Material provided:
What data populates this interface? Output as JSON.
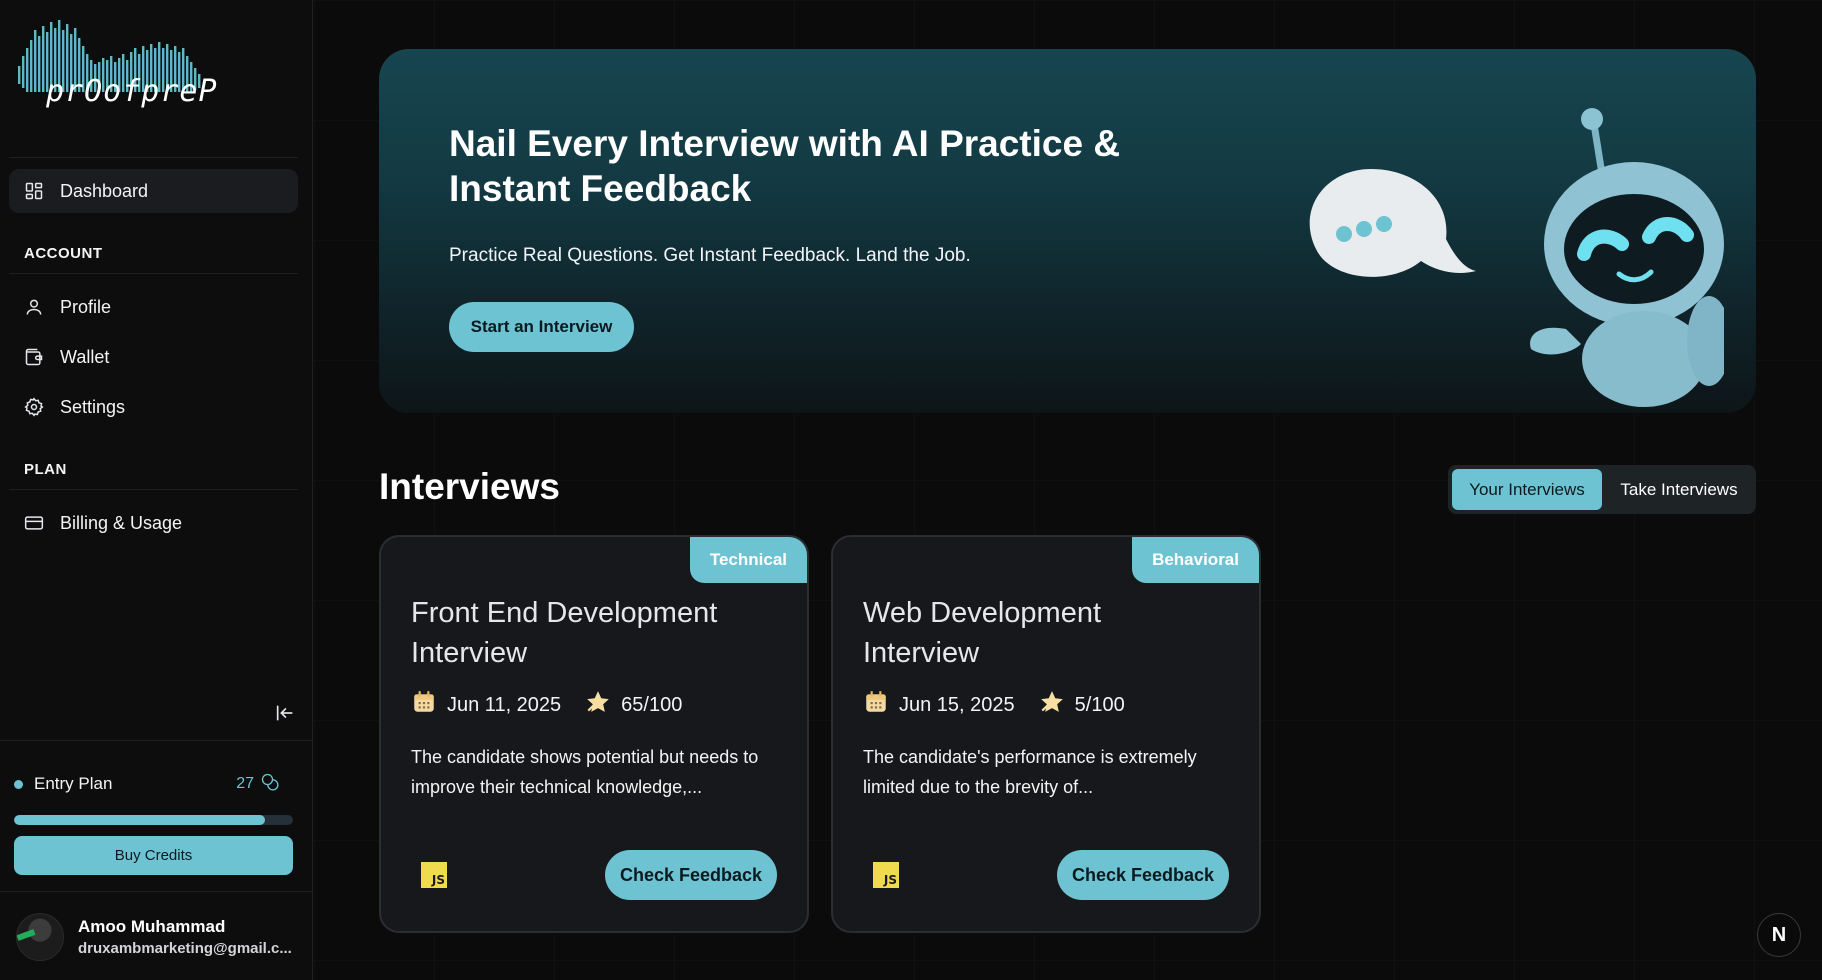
{
  "brand": {
    "logo_text": "prOofpreP"
  },
  "sidebar": {
    "dashboard_label": "Dashboard",
    "account_section": "ACCOUNT",
    "account_items": [
      {
        "label": "Profile",
        "icon": "user-icon"
      },
      {
        "label": "Wallet",
        "icon": "wallet-icon"
      },
      {
        "label": "Settings",
        "icon": "gear-icon"
      }
    ],
    "plan_section": "PLAN",
    "plan_items": [
      {
        "label": "Billing & Usage",
        "icon": "credit-card-icon"
      }
    ]
  },
  "plan": {
    "name": "Entry Plan",
    "credits": "27",
    "credits_fill_fraction": 0.9,
    "buy_label": "Buy Credits"
  },
  "user": {
    "name": "Amoo Muhammad",
    "email": "druxambmarketing@gmail.c..."
  },
  "hero": {
    "title": "Nail Every Interview with AI Practice & Instant Feedback",
    "subtitle": "Practice Real Questions. Get Instant Feedback. Land the Job.",
    "cta_label": "Start an Interview"
  },
  "interviews": {
    "heading": "Interviews",
    "tabs": [
      {
        "label": "Your Interviews",
        "active": true
      },
      {
        "label": "Take Interviews",
        "active": false
      }
    ],
    "cards": [
      {
        "tag": "Technical",
        "title": "Front End Development Interview",
        "date": "Jun 11, 2025",
        "score": "65/100",
        "description": "The candidate shows potential but needs to improve their technical knowledge,...",
        "tech": "JS",
        "button_label": "Check Feedback"
      },
      {
        "tag": "Behavioral",
        "title": "Web Development Interview",
        "date": "Jun 15, 2025",
        "score": "5/100",
        "description": "The candidate's performance is extremely limited due to the brevity of...",
        "tech": "JS",
        "button_label": "Check Feedback"
      }
    ]
  },
  "framework_badge": "N",
  "colors": {
    "accent": "#6ec3d2",
    "background": "#0b0b0c",
    "card": "#17181b",
    "hero_top": "#17454f"
  }
}
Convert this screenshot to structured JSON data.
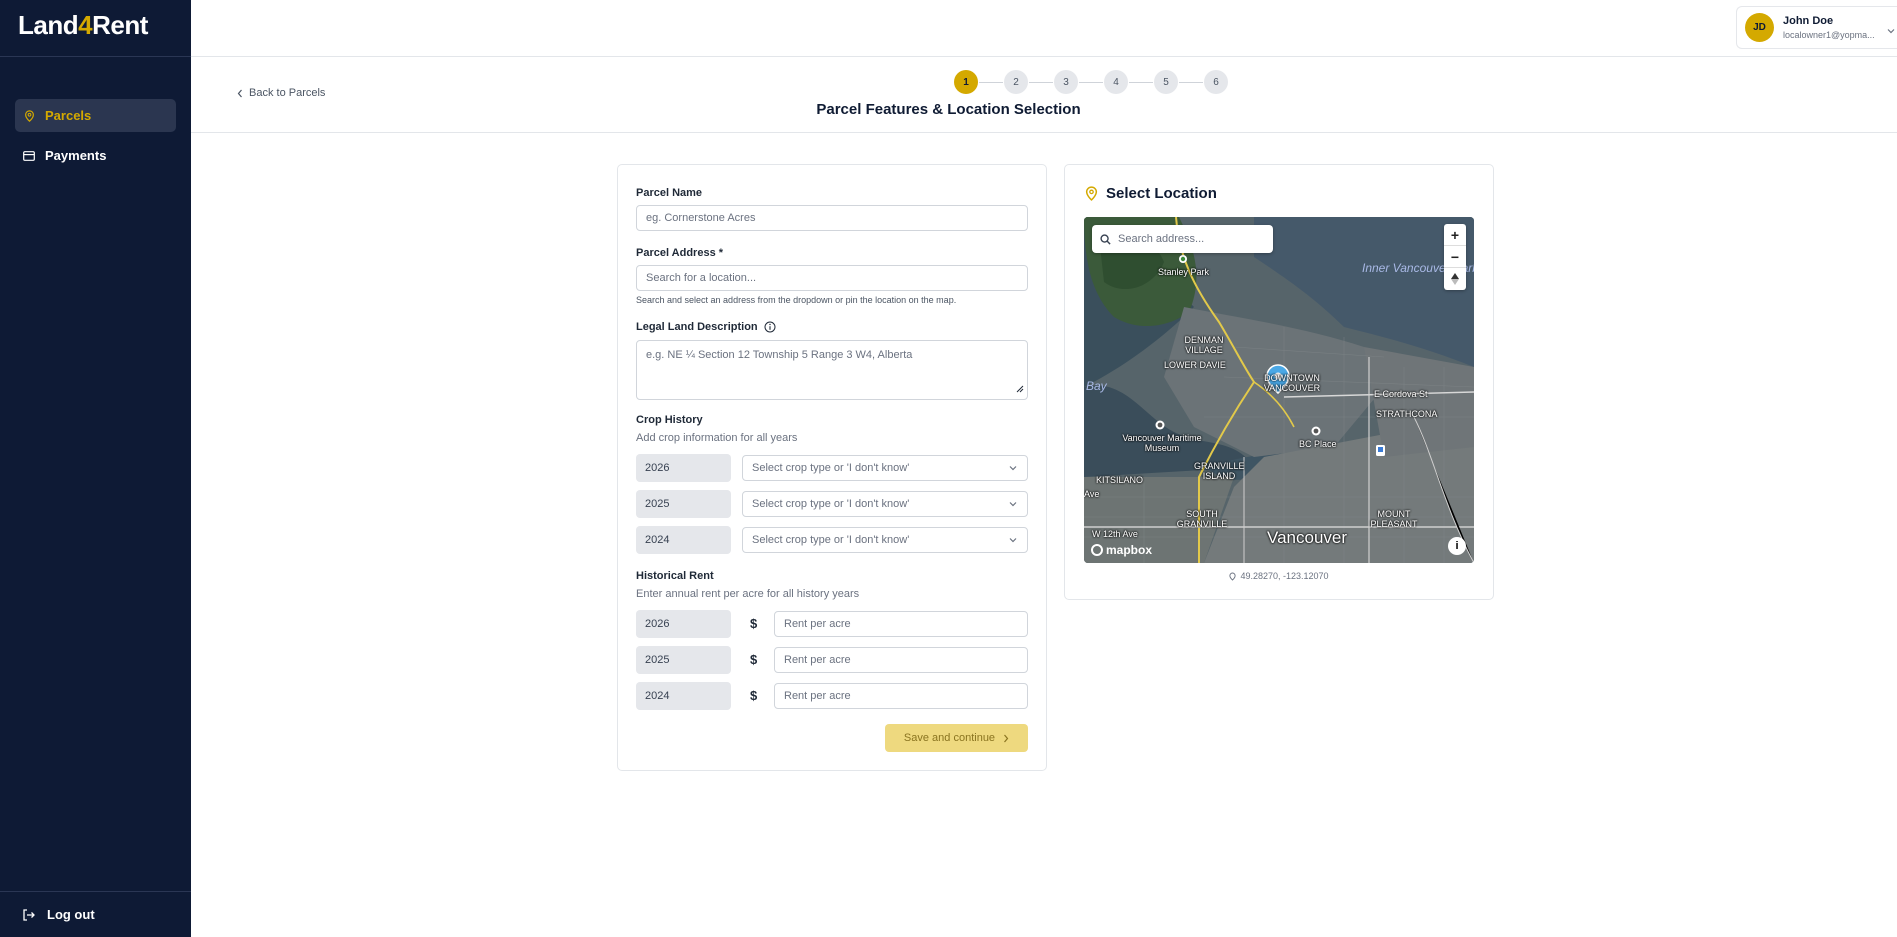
{
  "app": {
    "logo_part1": "Land",
    "logo_part2": "4",
    "logo_part3": "Rent"
  },
  "sidebar": {
    "items": [
      {
        "label": "Parcels",
        "icon": "map-pin-icon",
        "active": true
      },
      {
        "label": "Payments",
        "icon": "credit-card-icon",
        "active": false
      }
    ],
    "logout_label": "Log out"
  },
  "user": {
    "initials": "JD",
    "name": "John Doe",
    "email": "localowner1@yopma..."
  },
  "header": {
    "back_label": "Back to Parcels",
    "steps": [
      "1",
      "2",
      "3",
      "4",
      "5",
      "6"
    ],
    "active_step": 1,
    "page_title": "Parcel Features & Location Selection"
  },
  "form": {
    "parcel_name_label": "Parcel Name",
    "parcel_name_placeholder": "eg. Cornerstone Acres",
    "parcel_address_label": "Parcel Address *",
    "parcel_address_placeholder": "Search for a location...",
    "parcel_address_hint": "Search and select an address from the dropdown or pin the location on the map.",
    "legal_label": "Legal Land Description",
    "legal_placeholder": "e.g. NE ¼ Section 12 Township 5 Range 3 W4, Alberta",
    "crop_history_label": "Crop History",
    "crop_history_sub": "Add crop information for all years",
    "crop_rows": [
      {
        "year": "2026",
        "placeholder": "Select crop type or 'I don't know'"
      },
      {
        "year": "2025",
        "placeholder": "Select crop type or 'I don't know'"
      },
      {
        "year": "2024",
        "placeholder": "Select crop type or 'I don't know'"
      }
    ],
    "rent_label": "Historical Rent",
    "rent_sub": "Enter annual rent per acre for all history years",
    "currency_symbol": "$",
    "rent_rows": [
      {
        "year": "2026",
        "placeholder": "Rent per acre"
      },
      {
        "year": "2025",
        "placeholder": "Rent per acre"
      },
      {
        "year": "2024",
        "placeholder": "Rent per acre"
      }
    ],
    "save_label": "Save and continue"
  },
  "map": {
    "title": "Select Location",
    "search_placeholder": "Search address...",
    "zoom_in": "+",
    "zoom_out": "−",
    "attribution": "mapbox",
    "coordinates": "49.28270, -123.12070",
    "labels": {
      "stanley_park": "Stanley Park",
      "inner_harbour": "Inner Vancouver Harbour",
      "denman_village": "DENMAN VILLAGE",
      "lower_davie": "LOWER DAVIE",
      "downtown": "DOWNTOWN VANCOUVER",
      "cordova": "E Cordova St",
      "strathcona": "STRATHCONA",
      "bay": "Bay",
      "maritime": "Vancouver Maritime Museum",
      "bc_place": "BC Place",
      "kitsilano": "KITSILANO",
      "granville_island": "GRANVILLE ISLAND",
      "south_granville": "SOUTH GRANVILLE",
      "mount_pleasant": "MOUNT PLEASANT",
      "vancouver": "Vancouver",
      "w12th": "W 12th Ave",
      "ave": "Ave"
    }
  }
}
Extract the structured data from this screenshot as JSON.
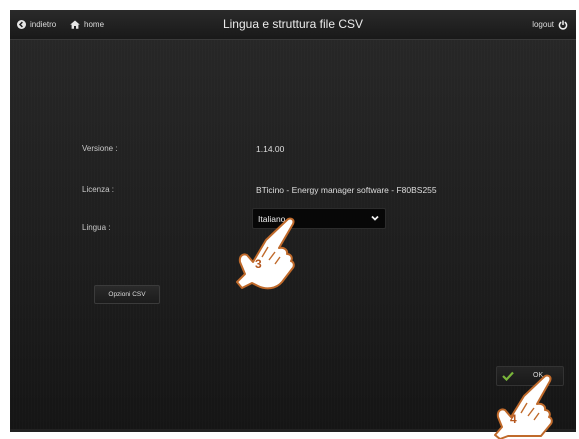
{
  "header": {
    "back_label": "indietro",
    "home_label": "home",
    "title": "Lingua e struttura file CSV",
    "logout_label": "logout"
  },
  "form": {
    "version_label": "Versione :",
    "version_value": "1.14.00",
    "license_label": "Licenza :",
    "license_value": "BTicino - Energy manager software - F80BS255",
    "language_label": "Lingua :",
    "language_selected": "Italiano"
  },
  "buttons": {
    "csv_options_label": "Opzioni CSV",
    "ok_label": "OK"
  },
  "annotations": {
    "step3": "3",
    "step4": "4"
  },
  "colors": {
    "check_icon": "#7ab63a",
    "step_number": "#b5571e"
  }
}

Stated task: Each line in the material either holds the string "data" or does not. State how many do, and nothing else.

Exercise answer: 3